Given problem
Copy out all the lines in the records that include the word "schwere".

┌──

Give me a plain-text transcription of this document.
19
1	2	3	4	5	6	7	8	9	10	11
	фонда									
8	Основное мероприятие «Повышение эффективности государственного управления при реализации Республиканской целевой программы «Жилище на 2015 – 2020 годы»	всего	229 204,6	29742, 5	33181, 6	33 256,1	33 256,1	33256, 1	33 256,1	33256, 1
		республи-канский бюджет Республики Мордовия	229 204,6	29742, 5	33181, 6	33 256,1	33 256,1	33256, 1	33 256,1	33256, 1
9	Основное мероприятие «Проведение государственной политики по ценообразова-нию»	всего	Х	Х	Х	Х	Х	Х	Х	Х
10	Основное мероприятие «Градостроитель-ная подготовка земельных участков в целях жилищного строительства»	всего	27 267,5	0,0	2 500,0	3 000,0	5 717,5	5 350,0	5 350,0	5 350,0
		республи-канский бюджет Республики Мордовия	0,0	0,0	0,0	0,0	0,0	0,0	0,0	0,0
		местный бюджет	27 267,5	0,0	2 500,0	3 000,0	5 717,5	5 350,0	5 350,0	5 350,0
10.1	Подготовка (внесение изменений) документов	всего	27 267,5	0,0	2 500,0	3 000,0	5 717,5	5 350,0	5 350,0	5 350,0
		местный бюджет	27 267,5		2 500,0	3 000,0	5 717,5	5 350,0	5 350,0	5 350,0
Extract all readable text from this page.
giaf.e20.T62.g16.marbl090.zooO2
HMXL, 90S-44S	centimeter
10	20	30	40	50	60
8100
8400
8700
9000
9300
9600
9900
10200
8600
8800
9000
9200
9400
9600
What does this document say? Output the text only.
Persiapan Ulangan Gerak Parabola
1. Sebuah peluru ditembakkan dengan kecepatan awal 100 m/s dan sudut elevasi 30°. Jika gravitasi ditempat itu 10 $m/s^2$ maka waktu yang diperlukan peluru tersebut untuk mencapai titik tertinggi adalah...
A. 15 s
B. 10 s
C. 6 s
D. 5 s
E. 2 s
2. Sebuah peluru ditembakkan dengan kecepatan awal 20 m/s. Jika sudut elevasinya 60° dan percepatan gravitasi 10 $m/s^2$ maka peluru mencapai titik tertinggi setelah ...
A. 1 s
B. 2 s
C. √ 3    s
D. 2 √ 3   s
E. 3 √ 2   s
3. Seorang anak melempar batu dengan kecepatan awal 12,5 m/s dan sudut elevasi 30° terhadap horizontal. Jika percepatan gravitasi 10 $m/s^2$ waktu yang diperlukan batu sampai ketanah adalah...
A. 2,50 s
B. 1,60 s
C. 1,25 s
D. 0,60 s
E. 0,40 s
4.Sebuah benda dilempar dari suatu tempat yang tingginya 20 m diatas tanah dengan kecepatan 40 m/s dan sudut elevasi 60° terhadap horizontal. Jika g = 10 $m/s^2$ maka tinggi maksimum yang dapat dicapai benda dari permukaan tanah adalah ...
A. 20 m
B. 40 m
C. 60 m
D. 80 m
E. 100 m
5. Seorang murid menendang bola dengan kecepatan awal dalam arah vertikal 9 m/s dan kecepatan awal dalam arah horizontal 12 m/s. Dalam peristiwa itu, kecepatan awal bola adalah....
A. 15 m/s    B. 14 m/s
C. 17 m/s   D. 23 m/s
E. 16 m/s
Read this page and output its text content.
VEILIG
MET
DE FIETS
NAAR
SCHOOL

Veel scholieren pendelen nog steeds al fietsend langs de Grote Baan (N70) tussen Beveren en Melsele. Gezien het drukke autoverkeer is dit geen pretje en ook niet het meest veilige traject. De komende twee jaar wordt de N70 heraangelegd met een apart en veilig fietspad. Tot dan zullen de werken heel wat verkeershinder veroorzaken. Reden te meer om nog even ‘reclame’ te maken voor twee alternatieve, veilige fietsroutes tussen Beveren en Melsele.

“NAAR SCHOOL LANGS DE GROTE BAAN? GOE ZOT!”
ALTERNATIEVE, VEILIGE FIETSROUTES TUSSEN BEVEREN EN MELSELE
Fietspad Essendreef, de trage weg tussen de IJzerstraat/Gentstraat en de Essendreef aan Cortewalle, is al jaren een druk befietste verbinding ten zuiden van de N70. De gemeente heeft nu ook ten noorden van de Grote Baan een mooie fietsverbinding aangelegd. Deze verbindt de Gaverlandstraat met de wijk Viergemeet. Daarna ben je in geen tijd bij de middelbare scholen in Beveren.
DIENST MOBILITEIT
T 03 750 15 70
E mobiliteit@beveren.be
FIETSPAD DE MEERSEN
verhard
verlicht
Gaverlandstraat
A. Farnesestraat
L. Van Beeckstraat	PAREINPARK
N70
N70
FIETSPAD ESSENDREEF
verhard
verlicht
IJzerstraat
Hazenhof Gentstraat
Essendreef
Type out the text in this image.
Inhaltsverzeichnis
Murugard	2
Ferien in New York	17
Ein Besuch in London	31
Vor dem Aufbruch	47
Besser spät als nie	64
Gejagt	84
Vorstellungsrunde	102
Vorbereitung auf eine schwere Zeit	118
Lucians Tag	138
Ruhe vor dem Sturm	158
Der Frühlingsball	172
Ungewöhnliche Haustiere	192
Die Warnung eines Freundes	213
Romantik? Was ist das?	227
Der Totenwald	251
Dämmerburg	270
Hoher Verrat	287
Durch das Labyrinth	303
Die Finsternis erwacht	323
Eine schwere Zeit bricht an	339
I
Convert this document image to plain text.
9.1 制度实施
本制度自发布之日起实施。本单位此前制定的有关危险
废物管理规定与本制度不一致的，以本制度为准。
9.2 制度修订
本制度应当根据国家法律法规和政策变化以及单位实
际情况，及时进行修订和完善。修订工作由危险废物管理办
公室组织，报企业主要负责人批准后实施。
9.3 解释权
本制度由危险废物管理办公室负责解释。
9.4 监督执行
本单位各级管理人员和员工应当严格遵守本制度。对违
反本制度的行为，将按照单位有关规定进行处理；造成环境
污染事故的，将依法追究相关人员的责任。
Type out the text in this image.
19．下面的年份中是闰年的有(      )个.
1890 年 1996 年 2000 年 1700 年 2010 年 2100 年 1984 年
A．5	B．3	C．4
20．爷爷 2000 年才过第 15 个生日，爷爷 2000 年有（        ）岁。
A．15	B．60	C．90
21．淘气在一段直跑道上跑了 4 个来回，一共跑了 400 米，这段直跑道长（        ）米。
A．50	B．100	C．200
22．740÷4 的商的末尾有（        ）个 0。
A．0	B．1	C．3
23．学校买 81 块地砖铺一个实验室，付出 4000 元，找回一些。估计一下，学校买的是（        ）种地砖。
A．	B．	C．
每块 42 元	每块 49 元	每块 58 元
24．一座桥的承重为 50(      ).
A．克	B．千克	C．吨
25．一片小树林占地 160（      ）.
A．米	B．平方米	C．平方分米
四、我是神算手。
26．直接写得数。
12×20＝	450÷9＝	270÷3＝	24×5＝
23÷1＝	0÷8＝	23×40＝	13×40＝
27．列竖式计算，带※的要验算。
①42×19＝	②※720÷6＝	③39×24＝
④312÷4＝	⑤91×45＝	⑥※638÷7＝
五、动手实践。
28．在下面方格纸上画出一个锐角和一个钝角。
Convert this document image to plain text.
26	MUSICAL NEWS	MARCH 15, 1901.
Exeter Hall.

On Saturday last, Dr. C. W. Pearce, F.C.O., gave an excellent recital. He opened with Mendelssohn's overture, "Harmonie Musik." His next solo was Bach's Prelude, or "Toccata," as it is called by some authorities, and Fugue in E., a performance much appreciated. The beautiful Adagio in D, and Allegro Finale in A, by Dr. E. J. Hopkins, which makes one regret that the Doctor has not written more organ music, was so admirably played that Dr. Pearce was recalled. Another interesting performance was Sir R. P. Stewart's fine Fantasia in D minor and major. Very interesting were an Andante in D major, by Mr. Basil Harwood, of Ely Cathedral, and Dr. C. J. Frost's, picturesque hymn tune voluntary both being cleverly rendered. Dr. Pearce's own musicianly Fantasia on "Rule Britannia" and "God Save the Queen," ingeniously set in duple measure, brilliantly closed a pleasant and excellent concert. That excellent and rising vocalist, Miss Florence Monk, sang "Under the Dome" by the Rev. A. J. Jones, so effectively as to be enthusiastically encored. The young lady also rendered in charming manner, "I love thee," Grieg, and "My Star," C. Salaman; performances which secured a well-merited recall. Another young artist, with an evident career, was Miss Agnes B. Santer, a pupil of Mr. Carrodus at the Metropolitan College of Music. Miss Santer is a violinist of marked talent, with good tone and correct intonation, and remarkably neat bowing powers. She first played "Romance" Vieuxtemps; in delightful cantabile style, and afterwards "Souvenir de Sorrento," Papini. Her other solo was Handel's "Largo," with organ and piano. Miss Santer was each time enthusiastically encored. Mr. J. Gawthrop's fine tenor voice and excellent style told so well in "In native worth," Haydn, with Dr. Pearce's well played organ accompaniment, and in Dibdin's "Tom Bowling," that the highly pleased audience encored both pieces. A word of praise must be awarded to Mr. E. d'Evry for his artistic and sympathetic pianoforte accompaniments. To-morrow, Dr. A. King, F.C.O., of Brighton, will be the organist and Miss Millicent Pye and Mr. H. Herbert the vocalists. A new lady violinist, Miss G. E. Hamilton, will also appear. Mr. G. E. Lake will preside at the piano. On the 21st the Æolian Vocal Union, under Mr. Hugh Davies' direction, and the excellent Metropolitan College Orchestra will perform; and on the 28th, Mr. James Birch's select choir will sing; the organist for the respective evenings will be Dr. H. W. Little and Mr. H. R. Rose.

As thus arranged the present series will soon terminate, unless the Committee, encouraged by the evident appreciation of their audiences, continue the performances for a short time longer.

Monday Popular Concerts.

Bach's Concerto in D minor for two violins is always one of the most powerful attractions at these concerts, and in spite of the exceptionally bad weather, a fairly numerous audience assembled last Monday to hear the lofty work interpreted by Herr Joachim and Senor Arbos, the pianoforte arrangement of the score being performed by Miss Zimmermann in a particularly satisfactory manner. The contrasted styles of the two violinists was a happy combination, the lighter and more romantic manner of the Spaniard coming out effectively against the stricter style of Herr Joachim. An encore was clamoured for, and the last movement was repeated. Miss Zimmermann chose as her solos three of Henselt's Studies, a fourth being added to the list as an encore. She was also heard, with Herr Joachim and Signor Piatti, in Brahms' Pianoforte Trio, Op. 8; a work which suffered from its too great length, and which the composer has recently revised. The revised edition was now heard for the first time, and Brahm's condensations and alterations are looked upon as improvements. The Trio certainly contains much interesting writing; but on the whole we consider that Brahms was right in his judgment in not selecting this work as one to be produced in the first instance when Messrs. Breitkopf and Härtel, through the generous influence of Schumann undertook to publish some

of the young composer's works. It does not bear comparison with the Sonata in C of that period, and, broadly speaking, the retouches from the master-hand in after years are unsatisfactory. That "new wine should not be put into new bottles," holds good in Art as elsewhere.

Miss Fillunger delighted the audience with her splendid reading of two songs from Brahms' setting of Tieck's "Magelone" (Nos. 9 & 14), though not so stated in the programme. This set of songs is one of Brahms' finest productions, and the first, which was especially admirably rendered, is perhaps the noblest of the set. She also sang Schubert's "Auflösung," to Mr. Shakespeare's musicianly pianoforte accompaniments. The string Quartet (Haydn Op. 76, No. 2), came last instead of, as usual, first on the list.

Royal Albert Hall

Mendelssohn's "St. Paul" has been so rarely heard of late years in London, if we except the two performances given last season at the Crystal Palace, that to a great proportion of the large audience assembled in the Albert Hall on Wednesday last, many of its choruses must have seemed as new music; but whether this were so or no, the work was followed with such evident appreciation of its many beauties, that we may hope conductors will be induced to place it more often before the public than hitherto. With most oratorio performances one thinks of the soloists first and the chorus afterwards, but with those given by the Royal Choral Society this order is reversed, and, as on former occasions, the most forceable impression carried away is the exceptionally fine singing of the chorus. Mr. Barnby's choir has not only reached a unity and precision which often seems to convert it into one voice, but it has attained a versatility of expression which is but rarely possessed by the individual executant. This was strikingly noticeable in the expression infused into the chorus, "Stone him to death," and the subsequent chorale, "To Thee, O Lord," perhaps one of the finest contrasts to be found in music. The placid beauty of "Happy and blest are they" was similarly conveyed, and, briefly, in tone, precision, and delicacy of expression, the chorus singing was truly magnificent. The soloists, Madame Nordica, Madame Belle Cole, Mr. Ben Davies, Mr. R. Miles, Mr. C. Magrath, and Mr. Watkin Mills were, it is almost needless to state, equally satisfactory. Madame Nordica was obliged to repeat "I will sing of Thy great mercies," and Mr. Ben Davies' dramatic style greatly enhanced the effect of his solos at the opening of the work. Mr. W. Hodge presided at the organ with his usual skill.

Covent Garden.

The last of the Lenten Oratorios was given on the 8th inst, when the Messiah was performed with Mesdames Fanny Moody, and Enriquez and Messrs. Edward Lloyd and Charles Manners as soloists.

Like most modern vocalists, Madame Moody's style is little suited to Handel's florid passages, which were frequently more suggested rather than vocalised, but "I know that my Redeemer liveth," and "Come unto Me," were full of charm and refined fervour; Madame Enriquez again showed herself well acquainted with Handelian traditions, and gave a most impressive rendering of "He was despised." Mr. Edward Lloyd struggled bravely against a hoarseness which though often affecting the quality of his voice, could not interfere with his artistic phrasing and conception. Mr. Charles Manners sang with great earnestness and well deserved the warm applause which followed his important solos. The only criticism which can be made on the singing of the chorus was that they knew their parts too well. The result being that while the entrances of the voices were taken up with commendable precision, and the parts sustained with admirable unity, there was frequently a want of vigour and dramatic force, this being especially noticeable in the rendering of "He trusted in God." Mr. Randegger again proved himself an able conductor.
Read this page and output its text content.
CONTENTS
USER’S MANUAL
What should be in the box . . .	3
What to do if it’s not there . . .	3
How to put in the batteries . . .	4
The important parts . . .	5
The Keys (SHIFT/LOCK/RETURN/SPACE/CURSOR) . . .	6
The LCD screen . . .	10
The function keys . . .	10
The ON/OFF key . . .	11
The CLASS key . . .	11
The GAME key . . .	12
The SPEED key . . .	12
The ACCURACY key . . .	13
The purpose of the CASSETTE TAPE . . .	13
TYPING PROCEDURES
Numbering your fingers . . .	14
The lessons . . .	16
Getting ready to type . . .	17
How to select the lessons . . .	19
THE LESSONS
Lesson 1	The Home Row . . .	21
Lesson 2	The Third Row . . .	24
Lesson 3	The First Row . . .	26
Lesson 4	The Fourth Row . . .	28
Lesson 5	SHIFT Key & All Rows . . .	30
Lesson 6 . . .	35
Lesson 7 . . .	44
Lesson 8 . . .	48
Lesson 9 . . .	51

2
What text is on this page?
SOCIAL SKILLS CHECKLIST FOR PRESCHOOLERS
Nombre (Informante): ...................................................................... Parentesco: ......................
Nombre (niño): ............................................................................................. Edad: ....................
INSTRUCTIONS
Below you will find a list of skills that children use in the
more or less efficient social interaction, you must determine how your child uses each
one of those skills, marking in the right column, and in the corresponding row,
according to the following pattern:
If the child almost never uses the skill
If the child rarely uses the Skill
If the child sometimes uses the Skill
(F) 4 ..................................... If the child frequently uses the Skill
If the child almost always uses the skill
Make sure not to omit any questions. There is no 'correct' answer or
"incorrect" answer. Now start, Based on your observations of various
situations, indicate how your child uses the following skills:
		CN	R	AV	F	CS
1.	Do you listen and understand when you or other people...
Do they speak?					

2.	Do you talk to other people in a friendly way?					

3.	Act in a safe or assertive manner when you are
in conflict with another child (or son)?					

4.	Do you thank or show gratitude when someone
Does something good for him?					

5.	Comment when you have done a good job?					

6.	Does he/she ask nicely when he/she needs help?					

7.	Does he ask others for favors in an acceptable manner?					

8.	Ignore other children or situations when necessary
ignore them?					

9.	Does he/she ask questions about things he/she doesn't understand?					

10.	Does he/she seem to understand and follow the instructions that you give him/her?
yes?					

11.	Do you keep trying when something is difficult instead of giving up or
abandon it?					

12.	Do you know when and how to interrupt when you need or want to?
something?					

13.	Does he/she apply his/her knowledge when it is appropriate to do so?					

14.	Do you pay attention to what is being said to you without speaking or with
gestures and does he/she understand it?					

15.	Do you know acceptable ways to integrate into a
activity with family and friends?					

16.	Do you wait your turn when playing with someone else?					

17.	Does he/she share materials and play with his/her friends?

└──

Answer in full
Vorbereitung auf eine schwere Zeit	118
Eine schwere Zeit bricht an	339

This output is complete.